** YOUR OBJECTIVE **
Print the listing below in its entirety, character for character.

═══ INPUT ROWS

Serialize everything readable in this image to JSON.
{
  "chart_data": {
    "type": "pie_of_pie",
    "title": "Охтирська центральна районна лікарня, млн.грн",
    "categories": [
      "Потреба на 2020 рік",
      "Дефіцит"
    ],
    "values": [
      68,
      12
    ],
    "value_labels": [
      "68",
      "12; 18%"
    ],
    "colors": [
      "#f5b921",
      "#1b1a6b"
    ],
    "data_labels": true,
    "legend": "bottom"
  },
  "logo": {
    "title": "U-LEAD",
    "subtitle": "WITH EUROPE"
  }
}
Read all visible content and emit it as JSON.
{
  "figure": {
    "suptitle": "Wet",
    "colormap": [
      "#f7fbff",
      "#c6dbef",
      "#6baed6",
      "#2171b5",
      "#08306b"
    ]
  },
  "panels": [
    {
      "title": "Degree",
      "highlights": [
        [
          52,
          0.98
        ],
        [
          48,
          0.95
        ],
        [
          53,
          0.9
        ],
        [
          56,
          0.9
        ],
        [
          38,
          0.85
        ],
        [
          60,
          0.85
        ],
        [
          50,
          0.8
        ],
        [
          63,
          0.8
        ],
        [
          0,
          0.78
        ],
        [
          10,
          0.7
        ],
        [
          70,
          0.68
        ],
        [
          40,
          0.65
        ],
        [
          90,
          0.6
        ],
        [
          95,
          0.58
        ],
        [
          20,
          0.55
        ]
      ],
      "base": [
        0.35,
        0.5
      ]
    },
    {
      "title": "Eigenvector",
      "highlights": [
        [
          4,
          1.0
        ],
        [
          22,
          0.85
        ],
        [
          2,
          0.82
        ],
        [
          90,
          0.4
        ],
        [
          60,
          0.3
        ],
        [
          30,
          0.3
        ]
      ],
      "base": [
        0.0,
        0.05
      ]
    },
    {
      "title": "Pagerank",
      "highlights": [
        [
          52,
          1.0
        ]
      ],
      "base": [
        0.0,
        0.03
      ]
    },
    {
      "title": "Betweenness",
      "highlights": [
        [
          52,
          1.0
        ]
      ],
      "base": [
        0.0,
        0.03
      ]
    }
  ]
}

══════

** FINISHED ANSWER **
Serialize everything readable in this image to JSON.
{
  "chart_data": {
    "type": "pie_of_pie",
    "title": "Охтирська центральна районна лікарня, млн.грн",
    "categories": [
      "Потреба на 2020 рік",
      "Дефіцит"
    ],
    "values": [
      68,
      12
    ],
    "value_labels": [
      "68",
      "12; 18%"
    ],
    "colors": [
      "#f5b921",
      "#1b1a6b"
    ],
    "data_labels": true,
    "legend": "bottom"
  },
  "logo": {
    "title": "U-LEAD",
    "subtitle": "WITH EUROPE"
  }
}
Read all visible content and emit it as JSON.
{
  "figure": {
    "suptitle": "Wet",
    "colormap": [
      "#f7fbff",
      "#c6dbef",
      "#6baed6",
      "#2171b5",
      "#08306b"
    ]
  },
  "panels": [
    {
      "title": "Degree",
      "highlights": [
        [
          52,
          0.98
        ],
        [
          48,
          0.95
        ],
        [
          53,
          0.9
        ],
        [
          56,
          0.9
        ],
        [
          38,
          0.85
        ],
        [
          60,
          0.85
        ],
        [
          50,
          0.8
        ],
        [
          63,
          0.8
        ],
        [
          0,
          0.78
        ],
        [
          10,
          0.7
        ],
        [
          70,
          0.68
        ],
        [
          40,
          0.65
        ],
        [
          90,
          0.6
        ],
        [
          95,
          0.58
        ],
        [
          20,
          0.55
        ]
      ],
      "base": [
        0.35,
        0.5
      ]
    },
    {
      "title": "Eigenvector",
      "highlights": [
        [
          4,
          1.0
        ],
        [
          22,
          0.85
        ],
        [
          2,
          0.82
        ],
        [
          90,
          0.4
        ],
        [
          60,
          0.3
        ],
        [
          30,
          0.3
        ]
      ],
      "base": [
        0.0,
        0.05
      ]
    },
    {
      "title": "Pagerank",
      "highlights": [
        [
          52,
          1.0
        ]
      ],
      "base": [
        0.0,
        0.03
      ]
    },
    {
      "title": "Betweenness",
      "highlights": [
        [
          52,
          1.0
        ]
      ],
      "base": [
        0.0,
        0.03
      ]
    }
  ]
}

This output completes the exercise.